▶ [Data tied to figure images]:
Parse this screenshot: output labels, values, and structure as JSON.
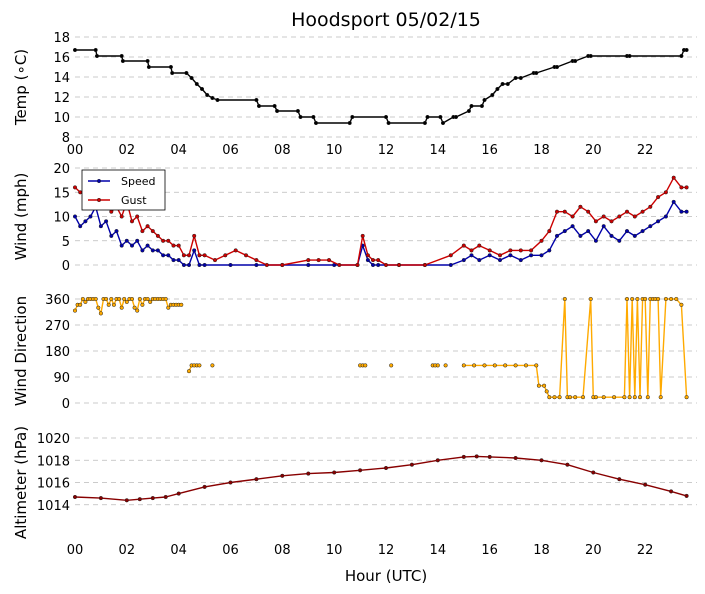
{
  "title": "Hoodsport 05/02/15",
  "xlabel": "Hour (UTC)",
  "x_tick_labels": [
    "00",
    "02",
    "04",
    "06",
    "08",
    "10",
    "12",
    "14",
    "16",
    "18",
    "20",
    "22"
  ],
  "chart_data": [
    {
      "type": "line",
      "name": "temperature",
      "ylabel": "Temp (∘C)",
      "ylim": [
        8,
        18
      ],
      "yticks": [
        8,
        10,
        12,
        14,
        16,
        18
      ],
      "xlim": [
        0,
        24
      ],
      "grid": "horizontal dashed",
      "series": [
        {
          "color": "#000000",
          "x": [
            0,
            0.8,
            0.85,
            1.8,
            1.85,
            2.8,
            2.85,
            3.7,
            3.75,
            4.3,
            4.5,
            4.7,
            4.9,
            5.1,
            5.3,
            5.5,
            7.0,
            7.1,
            7.7,
            7.8,
            8.6,
            8.7,
            9.2,
            9.3,
            10.6,
            10.7,
            12.0,
            12.1,
            13.5,
            13.6,
            14.1,
            14.2,
            14.6,
            14.7,
            15.2,
            15.3,
            15.7,
            15.8,
            16.1,
            16.3,
            16.5,
            16.7,
            17.0,
            17.2,
            17.7,
            17.8,
            18.5,
            18.6,
            19.2,
            19.3,
            19.8,
            19.9,
            21.3,
            21.4,
            23.4,
            23.5,
            23.6
          ],
          "y": [
            16.7,
            16.7,
            16.1,
            16.1,
            15.6,
            15.6,
            15.0,
            15.0,
            14.4,
            14.4,
            13.9,
            13.3,
            12.8,
            12.2,
            11.9,
            11.7,
            11.7,
            11.1,
            11.1,
            10.6,
            10.6,
            10.0,
            10.0,
            9.4,
            9.4,
            10.0,
            10.0,
            9.4,
            9.4,
            10.0,
            10.0,
            9.4,
            10.0,
            10.0,
            10.6,
            11.1,
            11.1,
            11.7,
            12.2,
            12.8,
            13.3,
            13.3,
            13.9,
            13.9,
            14.4,
            14.4,
            15.0,
            15.0,
            15.6,
            15.6,
            16.1,
            16.1,
            16.1,
            16.1,
            16.1,
            16.7,
            16.7
          ]
        }
      ]
    },
    {
      "type": "line",
      "name": "wind",
      "ylabel": "Wind (mph)",
      "ylim": [
        0,
        20
      ],
      "yticks": [
        0,
        5,
        10,
        15,
        20
      ],
      "xlim": [
        0,
        24
      ],
      "legend": "top-left",
      "grid": "horizontal dashed",
      "series": [
        {
          "name": "Speed",
          "color": "#0000aa",
          "x": [
            0,
            0.2,
            0.4,
            0.6,
            0.8,
            1.0,
            1.2,
            1.4,
            1.6,
            1.8,
            2.0,
            2.2,
            2.4,
            2.6,
            2.8,
            3.0,
            3.2,
            3.4,
            3.6,
            3.8,
            4.0,
            4.2,
            4.4,
            4.6,
            4.8,
            5.0,
            6.0,
            7.0,
            8.0,
            9.0,
            10.0,
            10.9,
            11.1,
            11.3,
            11.5,
            11.7,
            12.5,
            13.5,
            14.5,
            15.0,
            15.3,
            15.6,
            16.0,
            16.4,
            16.8,
            17.2,
            17.6,
            18.0,
            18.3,
            18.6,
            18.9,
            19.2,
            19.5,
            19.8,
            20.1,
            20.4,
            20.7,
            21.0,
            21.3,
            21.6,
            21.9,
            22.2,
            22.5,
            22.8,
            23.1,
            23.4,
            23.6
          ],
          "y": [
            10,
            8,
            9,
            10,
            12,
            8,
            9,
            6,
            7,
            4,
            5,
            4,
            5,
            3,
            4,
            3,
            3,
            2,
            2,
            1,
            1,
            0,
            0,
            3,
            0,
            0,
            0,
            0,
            0,
            0,
            0,
            0,
            4,
            1,
            0,
            0,
            0,
            0,
            0,
            1,
            2,
            1,
            2,
            1,
            2,
            1,
            2,
            2,
            3,
            6,
            7,
            8,
            6,
            7,
            5,
            8,
            6,
            5,
            7,
            6,
            7,
            8,
            9,
            10,
            13,
            11,
            11
          ]
        },
        {
          "name": "Gust",
          "color": "#cc0000",
          "x": [
            0,
            0.2,
            0.4,
            0.6,
            0.8,
            1.0,
            1.2,
            1.4,
            1.6,
            1.8,
            2.0,
            2.2,
            2.4,
            2.6,
            2.8,
            3.0,
            3.2,
            3.4,
            3.6,
            3.8,
            4.0,
            4.2,
            4.4,
            4.6,
            4.8,
            5.0,
            5.4,
            5.8,
            6.2,
            6.6,
            7.0,
            7.4,
            8.0,
            9.0,
            9.4,
            9.8,
            10.2,
            10.9,
            11.1,
            11.3,
            11.5,
            11.7,
            12.0,
            12.5,
            13.5,
            14.5,
            15.0,
            15.3,
            15.6,
            16.0,
            16.4,
            16.8,
            17.2,
            17.6,
            18.0,
            18.3,
            18.6,
            18.9,
            19.2,
            19.5,
            19.8,
            20.1,
            20.4,
            20.7,
            21.0,
            21.3,
            21.6,
            21.9,
            22.2,
            22.5,
            22.8,
            23.1,
            23.4,
            23.6
          ],
          "y": [
            16,
            15,
            15,
            17,
            16,
            13,
            14,
            11,
            12,
            10,
            13,
            9,
            10,
            7,
            8,
            7,
            6,
            5,
            5,
            4,
            4,
            2,
            2,
            6,
            2,
            2,
            1,
            2,
            3,
            2,
            1,
            0,
            0,
            1,
            1,
            1,
            0,
            0,
            6,
            2,
            1,
            1,
            0,
            0,
            0,
            2,
            4,
            3,
            4,
            3,
            2,
            3,
            3,
            3,
            5,
            7,
            11,
            11,
            10,
            12,
            11,
            9,
            10,
            9,
            10,
            11,
            10,
            11,
            12,
            14,
            15,
            18,
            16,
            16
          ]
        }
      ]
    },
    {
      "type": "line",
      "name": "wind direction",
      "ylabel": "Wind Direction",
      "ylim": [
        0,
        360
      ],
      "yticks": [
        0,
        90,
        180,
        270,
        360
      ],
      "xlim": [
        0,
        24
      ],
      "grid": "horizontal dashed",
      "series": [
        {
          "color": "#ffaa00",
          "x": [
            0,
            0.1,
            0.2,
            0.3,
            0.4,
            0.5,
            0.6,
            0.7,
            0.8,
            0.9,
            1.0,
            1.1,
            1.2,
            1.3,
            1.4,
            1.5,
            1.6,
            1.7,
            1.8,
            1.9,
            2.0,
            2.1,
            2.2,
            2.3,
            2.4,
            2.5,
            2.6,
            2.7,
            2.8,
            2.9,
            3.0,
            3.1,
            3.2,
            3.3,
            3.4,
            3.5,
            3.6,
            3.7,
            3.8,
            3.9,
            4.0,
            4.1
          ],
          "y": [
            320,
            340,
            340,
            360,
            350,
            360,
            360,
            360,
            360,
            330,
            310,
            360,
            360,
            340,
            360,
            340,
            360,
            360,
            330,
            360,
            350,
            360,
            360,
            330,
            320,
            360,
            340,
            360,
            360,
            350,
            360,
            360,
            360,
            360,
            360,
            360,
            330,
            340,
            340,
            340,
            340,
            340
          ]
        },
        {
          "color": "#ffaa00",
          "x": [
            4.4,
            4.5,
            4.6,
            4.7,
            4.8
          ],
          "y": [
            110,
            130,
            130,
            130,
            130
          ]
        },
        {
          "color": "#ffaa00",
          "x": [
            5.3
          ],
          "y": [
            130
          ]
        },
        {
          "color": "#ffaa00",
          "x": [
            11.0,
            11.1,
            11.2
          ],
          "y": [
            130,
            130,
            130
          ]
        },
        {
          "color": "#ffaa00",
          "x": [
            12.2
          ],
          "y": [
            130
          ]
        },
        {
          "color": "#ffaa00",
          "x": [
            13.8,
            13.9,
            14.0
          ],
          "y": [
            130,
            130,
            130
          ]
        },
        {
          "color": "#ffaa00",
          "x": [
            14.3
          ],
          "y": [
            130
          ]
        },
        {
          "color": "#ffaa00",
          "x": [
            15.0,
            15.4,
            15.8,
            16.2,
            16.6,
            17.0,
            17.4,
            17.8,
            17.9,
            18.1,
            18.2,
            18.3,
            18.5,
            18.7,
            18.9,
            19.0,
            19.1,
            19.3,
            19.6,
            19.9,
            20.0,
            20.1,
            20.4,
            20.8,
            21.2,
            21.3,
            21.4,
            21.5,
            21.6,
            21.7,
            21.8,
            21.9,
            22.0,
            22.1,
            22.2,
            22.3,
            22.4,
            22.5,
            22.6,
            22.8,
            23.0,
            23.2,
            23.4,
            23.6
          ],
          "y": [
            130,
            130,
            130,
            130,
            130,
            130,
            130,
            130,
            60,
            60,
            40,
            20,
            20,
            20,
            360,
            20,
            20,
            20,
            20,
            360,
            20,
            20,
            20,
            20,
            20,
            360,
            20,
            360,
            20,
            360,
            20,
            360,
            360,
            20,
            360,
            360,
            360,
            360,
            20,
            360,
            360,
            360,
            340,
            20
          ]
        }
      ]
    },
    {
      "type": "line",
      "name": "altimeter",
      "ylabel": "Altimeter (hPa)",
      "ylim": [
        1012,
        1020
      ],
      "yticks": [
        1014,
        1016,
        1018,
        1020
      ],
      "xlim": [
        0,
        24
      ],
      "grid": "horizontal dashed",
      "series": [
        {
          "color": "#880000",
          "x": [
            0,
            1.0,
            2.0,
            2.5,
            3.0,
            3.5,
            4.0,
            5.0,
            6.0,
            7.0,
            8.0,
            9.0,
            10.0,
            11.0,
            12.0,
            13.0,
            14.0,
            15.0,
            15.5,
            16.0,
            17.0,
            18.0,
            19.0,
            20.0,
            21.0,
            22.0,
            23.0,
            23.6
          ],
          "y": [
            1014.7,
            1014.6,
            1014.4,
            1014.5,
            1014.6,
            1014.7,
            1015.0,
            1015.6,
            1016.0,
            1016.3,
            1016.6,
            1016.8,
            1016.9,
            1017.1,
            1017.3,
            1017.6,
            1018.0,
            1018.3,
            1018.35,
            1018.3,
            1018.2,
            1018.0,
            1017.6,
            1016.9,
            1016.3,
            1015.8,
            1015.2,
            1014.8
          ]
        }
      ]
    }
  ]
}
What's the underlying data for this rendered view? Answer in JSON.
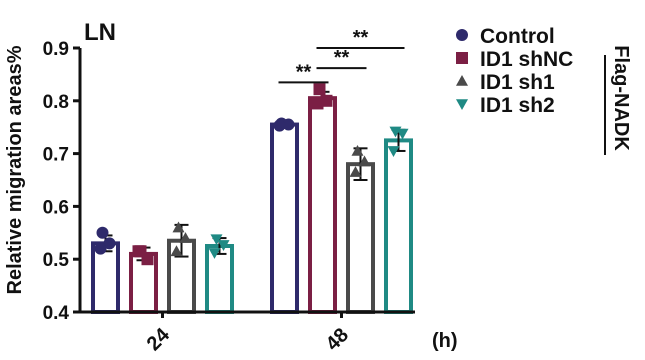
{
  "chart_data": {
    "type": "bar",
    "panel_label": "LN",
    "ylabel": "Relative migration areas%",
    "xunit": "(h)",
    "categories": [
      "24",
      "48"
    ],
    "ylim": [
      0.4,
      0.9
    ],
    "yticks": [
      "0.4",
      "0.5",
      "0.6",
      "0.7",
      "0.8",
      "0.9"
    ],
    "series": [
      {
        "name": "Control",
        "color": "#2e2a6b",
        "marker": "circle",
        "values": [
          0.53,
          0.755
        ],
        "errors": [
          0.015,
          0.003
        ],
        "points": [
          [
            0.55,
            0.53,
            0.52
          ],
          [
            0.757,
            0.755,
            0.753
          ]
        ]
      },
      {
        "name": "ID1 shNC",
        "color": "#7b1f44",
        "marker": "square",
        "values": [
          0.51,
          0.805
        ],
        "errors": [
          0.012,
          0.012
        ],
        "points": [
          [
            0.515,
            0.5,
            0.515
          ],
          [
            0.822,
            0.8,
            0.795
          ]
        ]
      },
      {
        "name": "ID1 sh1",
        "color": "#4a4a4a",
        "marker": "triangle-up",
        "values": [
          0.535,
          0.68
        ],
        "errors": [
          0.03,
          0.03
        ],
        "points": [
          [
            0.56,
            0.54,
            0.515
          ],
          [
            0.705,
            0.685,
            0.665
          ]
        ]
      },
      {
        "name": "ID1 sh2",
        "color": "#1f8a84",
        "marker": "triangle-down",
        "values": [
          0.525,
          0.725
        ],
        "errors": [
          0.015,
          0.02
        ],
        "points": [
          [
            0.538,
            0.527,
            0.512
          ],
          [
            0.742,
            0.738,
            0.705
          ]
        ]
      }
    ],
    "significance": [
      {
        "label": "**",
        "group": "48",
        "from": "Control",
        "to": "ID1 shNC",
        "y": 0.835
      },
      {
        "label": "**",
        "group": "48",
        "from": "ID1 shNC",
        "to": "ID1 sh1",
        "y": 0.862
      },
      {
        "label": "**",
        "group": "48",
        "from": "ID1 shNC",
        "to": "ID1 sh2",
        "y": 0.9
      }
    ],
    "legend_group_label": "Flag-NADK",
    "legend_position": "right",
    "grid": false
  }
}
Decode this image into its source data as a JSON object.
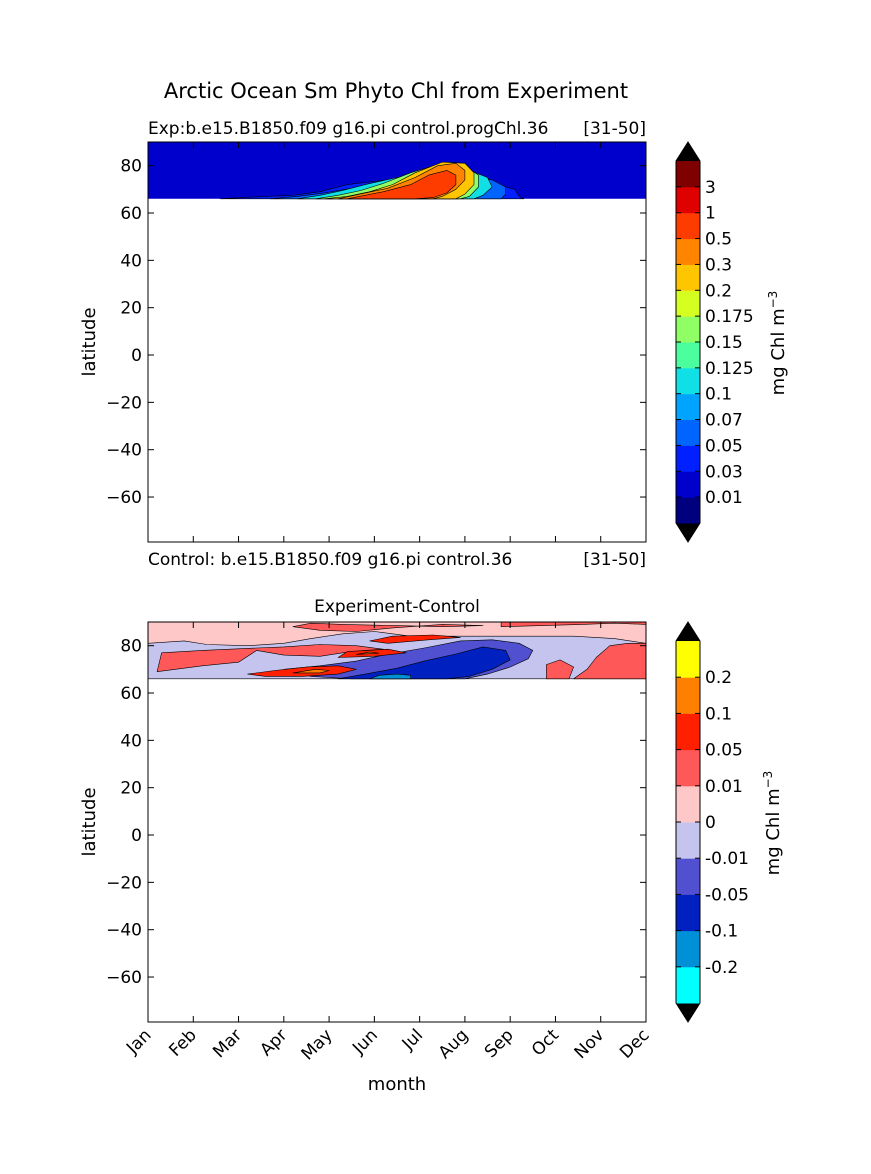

▶ [Task directions]: Each line in the entries above that includes the string "JSON" should be extracted.

▶ [Result]:
Parse this screenshot: output labels, values, and structure as JSON.
What's the underlying data for this rendered view? Answer in JSON.
Decode this image into its source data as a JSON object.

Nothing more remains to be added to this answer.